Exercise >> A line counts if it contains the string "from"; say how many such lines there are, giving only the number.

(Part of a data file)
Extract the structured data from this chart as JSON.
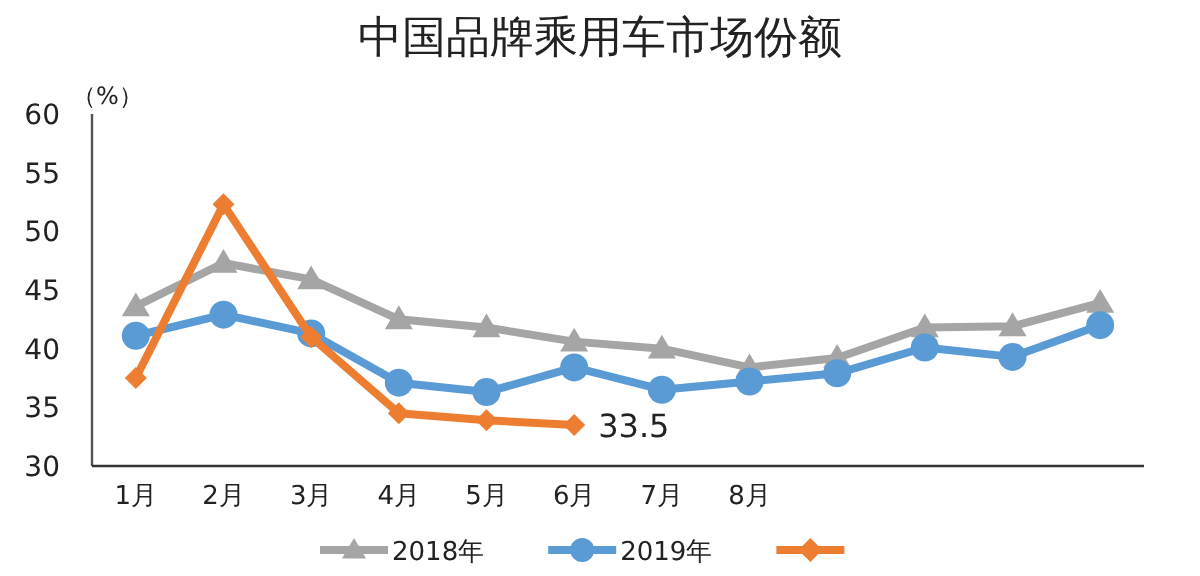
{
  "chart_data": {
    "type": "line",
    "title": "中国品牌乘用车市场份额",
    "ylabel": "（%）",
    "categories": [
      "1月",
      "2月",
      "3月",
      "4月",
      "5月",
      "6月",
      "7月",
      "8月",
      null,
      null,
      null,
      null
    ],
    "ylim": [
      30,
      60
    ],
    "yticks": [
      30,
      35,
      40,
      45,
      50,
      55,
      60
    ],
    "grid": false,
    "legend": "bottom",
    "series": [
      {
        "name": "2018年",
        "color": "#a5a5a5",
        "marker": "triangle",
        "values": [
          43.6,
          47.3,
          45.9,
          42.5,
          41.8,
          40.6,
          40.0,
          38.4,
          39.2,
          41.8,
          41.9,
          43.9
        ]
      },
      {
        "name": "2019年",
        "color": "#5b9bd5",
        "marker": "circle",
        "values": [
          41.1,
          42.9,
          41.3,
          37.1,
          36.3,
          38.4,
          36.5,
          37.2,
          37.9,
          40.1,
          39.3,
          42.0
        ]
      },
      {
        "color": "#ed7d31",
        "marker": "diamond",
        "values": [
          37.5,
          52.3,
          41.0,
          34.5,
          33.9,
          33.5,
          null,
          null,
          null,
          null,
          null,
          null
        ],
        "value_labels": [
          null,
          null,
          null,
          null,
          null,
          "33.5",
          null,
          null,
          null,
          null,
          null,
          null
        ]
      }
    ]
  }
}
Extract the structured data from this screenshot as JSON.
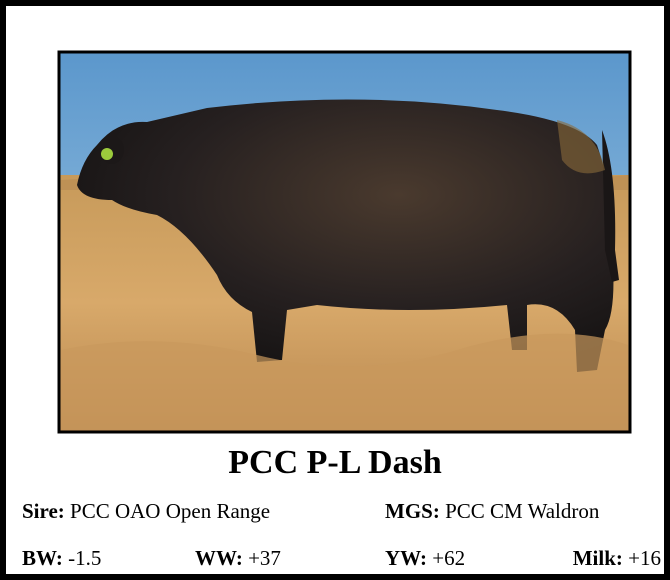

Final answer >> 2